(Listed records begins)

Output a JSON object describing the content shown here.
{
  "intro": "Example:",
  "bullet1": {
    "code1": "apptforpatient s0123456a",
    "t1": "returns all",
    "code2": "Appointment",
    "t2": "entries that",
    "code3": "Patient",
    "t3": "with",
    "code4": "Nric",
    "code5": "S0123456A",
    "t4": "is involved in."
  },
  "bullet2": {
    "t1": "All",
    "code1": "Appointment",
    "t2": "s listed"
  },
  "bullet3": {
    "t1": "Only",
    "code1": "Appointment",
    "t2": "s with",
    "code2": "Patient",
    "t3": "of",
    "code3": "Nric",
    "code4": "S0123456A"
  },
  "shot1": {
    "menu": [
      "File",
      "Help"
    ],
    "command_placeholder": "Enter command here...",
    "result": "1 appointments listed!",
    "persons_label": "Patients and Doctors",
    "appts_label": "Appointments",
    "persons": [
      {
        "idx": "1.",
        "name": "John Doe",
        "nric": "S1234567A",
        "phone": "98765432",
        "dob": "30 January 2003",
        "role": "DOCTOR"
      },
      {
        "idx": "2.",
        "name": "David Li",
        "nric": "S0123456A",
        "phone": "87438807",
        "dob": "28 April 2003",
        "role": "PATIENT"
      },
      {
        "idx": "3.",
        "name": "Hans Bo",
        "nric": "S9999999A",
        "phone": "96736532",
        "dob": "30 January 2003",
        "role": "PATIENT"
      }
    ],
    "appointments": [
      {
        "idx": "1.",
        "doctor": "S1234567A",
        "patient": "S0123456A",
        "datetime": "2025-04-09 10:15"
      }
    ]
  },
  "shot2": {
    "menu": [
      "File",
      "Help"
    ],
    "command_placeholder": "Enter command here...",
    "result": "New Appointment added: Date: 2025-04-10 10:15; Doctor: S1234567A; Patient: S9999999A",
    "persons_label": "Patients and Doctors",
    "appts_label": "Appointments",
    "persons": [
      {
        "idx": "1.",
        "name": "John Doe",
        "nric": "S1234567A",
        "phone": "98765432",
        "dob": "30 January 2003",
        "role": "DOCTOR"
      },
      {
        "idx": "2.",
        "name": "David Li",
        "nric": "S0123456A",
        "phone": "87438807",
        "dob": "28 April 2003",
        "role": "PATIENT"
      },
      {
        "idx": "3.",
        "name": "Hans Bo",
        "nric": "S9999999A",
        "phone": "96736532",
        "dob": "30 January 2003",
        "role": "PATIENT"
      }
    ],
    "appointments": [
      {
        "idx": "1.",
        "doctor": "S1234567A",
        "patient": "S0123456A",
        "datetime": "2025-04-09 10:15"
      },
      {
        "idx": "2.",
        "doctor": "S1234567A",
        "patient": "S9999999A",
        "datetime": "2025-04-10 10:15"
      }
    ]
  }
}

(Listed records ends)

Please set down each line of the records exactly as given.

Expected answer:
Output a JSON object describing the content shown here.
{
  "intro": "Example:",
  "bullet1": {
    "code1": "apptforpatient s0123456a",
    "t1": "returns all",
    "code2": "Appointment",
    "t2": "entries that",
    "code3": "Patient",
    "t3": "with",
    "code4": "Nric",
    "code5": "S0123456A",
    "t4": "is involved in."
  },
  "bullet2": {
    "t1": "All",
    "code1": "Appointment",
    "t2": "s listed"
  },
  "bullet3": {
    "t1": "Only",
    "code1": "Appointment",
    "t2": "s with",
    "code2": "Patient",
    "t3": "of",
    "code3": "Nric",
    "code4": "S0123456A"
  },
  "shot1": {
    "menu": [
      "File",
      "Help"
    ],
    "command_placeholder": "Enter command here...",
    "result": "1 appointments listed!",
    "persons_label": "Patients and Doctors",
    "appts_label": "Appointments",
    "persons": [
      {
        "idx": "1.",
        "name": "John Doe",
        "nric": "S1234567A",
        "phone": "98765432",
        "dob": "30 January 2003",
        "role": "DOCTOR"
      },
      {
        "idx": "2.",
        "name": "David Li",
        "nric": "S0123456A",
        "phone": "87438807",
        "dob": "28 April 2003",
        "role": "PATIENT"
      },
      {
        "idx": "3.",
        "name": "Hans Bo",
        "nric": "S9999999A",
        "phone": "96736532",
        "dob": "30 January 2003",
        "role": "PATIENT"
      }
    ],
    "appointments": [
      {
        "idx": "1.",
        "doctor": "S1234567A",
        "patient": "S0123456A",
        "datetime": "2025-04-09 10:15"
      }
    ]
  },
  "shot2": {
    "menu": [
      "File",
      "Help"
    ],
    "command_placeholder": "Enter command here...",
    "result": "New Appointment added: Date: 2025-04-10 10:15; Doctor: S1234567A; Patient: S9999999A",
    "persons_label": "Patients and Doctors",
    "appts_label": "Appointments",
    "persons": [
      {
        "idx": "1.",
        "name": "John Doe",
        "nric": "S1234567A",
        "phone": "98765432",
        "dob": "30 January 2003",
        "role": "DOCTOR"
      },
      {
        "idx": "2.",
        "name": "David Li",
        "nric": "S0123456A",
        "phone": "87438807",
        "dob": "28 April 2003",
        "role": "PATIENT"
      },
      {
        "idx": "3.",
        "name": "Hans Bo",
        "nric": "S9999999A",
        "phone": "96736532",
        "dob": "30 January 2003",
        "role": "PATIENT"
      }
    ],
    "appointments": [
      {
        "idx": "1.",
        "doctor": "S1234567A",
        "patient": "S0123456A",
        "datetime": "2025-04-09 10:15"
      },
      {
        "idx": "2.",
        "doctor": "S1234567A",
        "patient": "S9999999A",
        "datetime": "2025-04-10 10:15"
      }
    ]
  }
}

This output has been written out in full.